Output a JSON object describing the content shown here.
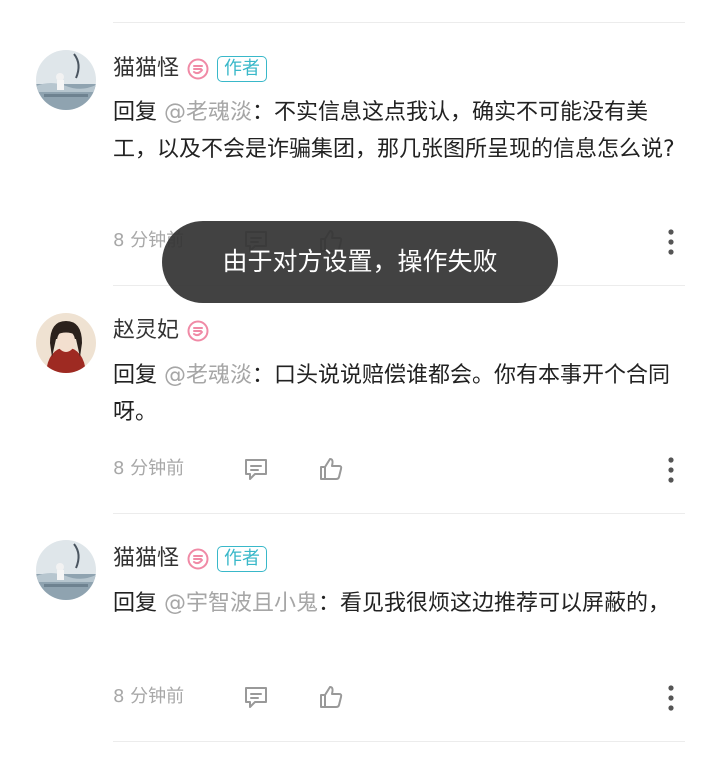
{
  "comments": [
    {
      "author": "猫猫怪",
      "author_badge": "作者",
      "reply_prefix": "回复",
      "mention": "@老魂淡",
      "text": "：不实信息这点我认，确实不可能没有美工，以及不会是诈骗集团，那几张图所呈现的信息怎么说?",
      "time": "8 分钟前"
    },
    {
      "author": "赵灵妃",
      "reply_prefix": "回复",
      "mention": "@老魂淡",
      "text": "：口头说说赔偿谁都会。你有本事开个合同呀。",
      "time": "8 分钟前"
    },
    {
      "author": "猫猫怪",
      "author_badge": "作者",
      "reply_prefix": "回复",
      "mention": "@宇智波且小鬼",
      "text": "：看见我很烦这边推荐可以屏蔽的，",
      "time": "8 分钟前"
    }
  ],
  "toast": {
    "message": "由于对方设置，操作失败"
  },
  "colors": {
    "accent": "#39b8c9",
    "level_badge": "#f08aa6",
    "mention": "#a6a6a6",
    "toast_bg": "#343434"
  },
  "icons": [
    "level-badge-icon",
    "reply-icon",
    "like-icon",
    "more-icon"
  ]
}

Brief =>
Without the pictures, retype the whole of the material above exactly.

The completed task =>
Output a JSON object describing the content shown here.
{
  "comments": [
    {
      "author": "猫猫怪",
      "author_badge": "作者",
      "reply_prefix": "回复",
      "mention": "@老魂淡",
      "text": "：不实信息这点我认，确实不可能没有美工，以及不会是诈骗集团，那几张图所呈现的信息怎么说?",
      "time": "8 分钟前"
    },
    {
      "author": "赵灵妃",
      "reply_prefix": "回复",
      "mention": "@老魂淡",
      "text": "：口头说说赔偿谁都会。你有本事开个合同呀。",
      "time": "8 分钟前"
    },
    {
      "author": "猫猫怪",
      "author_badge": "作者",
      "reply_prefix": "回复",
      "mention": "@宇智波且小鬼",
      "text": "：看见我很烦这边推荐可以屏蔽的，",
      "time": "8 分钟前"
    }
  ],
  "toast": {
    "message": "由于对方设置，操作失败"
  },
  "colors": {
    "accent": "#39b8c9",
    "level_badge": "#f08aa6",
    "mention": "#a6a6a6",
    "toast_bg": "#343434"
  },
  "icons": [
    "level-badge-icon",
    "reply-icon",
    "like-icon",
    "more-icon"
  ]
}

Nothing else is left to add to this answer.